Start LISTING
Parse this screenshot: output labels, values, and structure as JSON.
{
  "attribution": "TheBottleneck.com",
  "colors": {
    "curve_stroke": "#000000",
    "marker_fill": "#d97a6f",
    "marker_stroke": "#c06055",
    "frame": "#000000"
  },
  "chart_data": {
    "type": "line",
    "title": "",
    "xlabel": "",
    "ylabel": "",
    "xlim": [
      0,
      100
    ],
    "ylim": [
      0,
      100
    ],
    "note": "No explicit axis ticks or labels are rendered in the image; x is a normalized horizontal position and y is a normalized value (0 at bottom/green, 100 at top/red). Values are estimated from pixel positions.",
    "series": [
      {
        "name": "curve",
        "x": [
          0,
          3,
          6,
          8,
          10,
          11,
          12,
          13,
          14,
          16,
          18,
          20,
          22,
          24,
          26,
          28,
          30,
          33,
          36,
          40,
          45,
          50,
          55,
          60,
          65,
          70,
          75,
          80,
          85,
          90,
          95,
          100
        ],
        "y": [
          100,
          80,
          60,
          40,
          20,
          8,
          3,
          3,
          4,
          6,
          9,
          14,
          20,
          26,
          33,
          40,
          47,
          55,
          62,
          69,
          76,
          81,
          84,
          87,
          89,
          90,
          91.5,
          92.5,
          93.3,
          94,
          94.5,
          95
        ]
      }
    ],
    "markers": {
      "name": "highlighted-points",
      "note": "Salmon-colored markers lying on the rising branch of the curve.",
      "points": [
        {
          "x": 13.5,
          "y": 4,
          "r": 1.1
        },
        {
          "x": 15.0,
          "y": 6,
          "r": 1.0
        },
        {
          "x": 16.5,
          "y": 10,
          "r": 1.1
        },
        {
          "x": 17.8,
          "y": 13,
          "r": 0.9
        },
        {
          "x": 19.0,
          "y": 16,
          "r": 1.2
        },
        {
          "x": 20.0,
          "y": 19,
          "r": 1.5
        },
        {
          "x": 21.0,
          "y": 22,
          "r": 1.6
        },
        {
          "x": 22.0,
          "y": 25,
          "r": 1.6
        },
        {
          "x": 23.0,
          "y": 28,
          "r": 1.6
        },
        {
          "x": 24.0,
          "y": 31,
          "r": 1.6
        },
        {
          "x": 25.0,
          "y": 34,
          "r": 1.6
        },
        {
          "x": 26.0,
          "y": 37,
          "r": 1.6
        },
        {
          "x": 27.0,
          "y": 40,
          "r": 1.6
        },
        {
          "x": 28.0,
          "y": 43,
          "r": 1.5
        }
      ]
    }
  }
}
End LISTING
(WHAT THE EXERCISE ASKS):
Print all of the entries again, exactly as written.

(COMPLETE ANSWER):
Parse this screenshot: output labels, values, and structure as JSON.
{
  "attribution": "TheBottleneck.com",
  "colors": {
    "curve_stroke": "#000000",
    "marker_fill": "#d97a6f",
    "marker_stroke": "#c06055",
    "frame": "#000000"
  },
  "chart_data": {
    "type": "line",
    "title": "",
    "xlabel": "",
    "ylabel": "",
    "xlim": [
      0,
      100
    ],
    "ylim": [
      0,
      100
    ],
    "note": "No explicit axis ticks or labels are rendered in the image; x is a normalized horizontal position and y is a normalized value (0 at bottom/green, 100 at top/red). Values are estimated from pixel positions.",
    "series": [
      {
        "name": "curve",
        "x": [
          0,
          3,
          6,
          8,
          10,
          11,
          12,
          13,
          14,
          16,
          18,
          20,
          22,
          24,
          26,
          28,
          30,
          33,
          36,
          40,
          45,
          50,
          55,
          60,
          65,
          70,
          75,
          80,
          85,
          90,
          95,
          100
        ],
        "y": [
          100,
          80,
          60,
          40,
          20,
          8,
          3,
          3,
          4,
          6,
          9,
          14,
          20,
          26,
          33,
          40,
          47,
          55,
          62,
          69,
          76,
          81,
          84,
          87,
          89,
          90,
          91.5,
          92.5,
          93.3,
          94,
          94.5,
          95
        ]
      }
    ],
    "markers": {
      "name": "highlighted-points",
      "note": "Salmon-colored markers lying on the rising branch of the curve.",
      "points": [
        {
          "x": 13.5,
          "y": 4,
          "r": 1.1
        },
        {
          "x": 15.0,
          "y": 6,
          "r": 1.0
        },
        {
          "x": 16.5,
          "y": 10,
          "r": 1.1
        },
        {
          "x": 17.8,
          "y": 13,
          "r": 0.9
        },
        {
          "x": 19.0,
          "y": 16,
          "r": 1.2
        },
        {
          "x": 20.0,
          "y": 19,
          "r": 1.5
        },
        {
          "x": 21.0,
          "y": 22,
          "r": 1.6
        },
        {
          "x": 22.0,
          "y": 25,
          "r": 1.6
        },
        {
          "x": 23.0,
          "y": 28,
          "r": 1.6
        },
        {
          "x": 24.0,
          "y": 31,
          "r": 1.6
        },
        {
          "x": 25.0,
          "y": 34,
          "r": 1.6
        },
        {
          "x": 26.0,
          "y": 37,
          "r": 1.6
        },
        {
          "x": 27.0,
          "y": 40,
          "r": 1.6
        },
        {
          "x": 28.0,
          "y": 43,
          "r": 1.5
        }
      ]
    }
  }
}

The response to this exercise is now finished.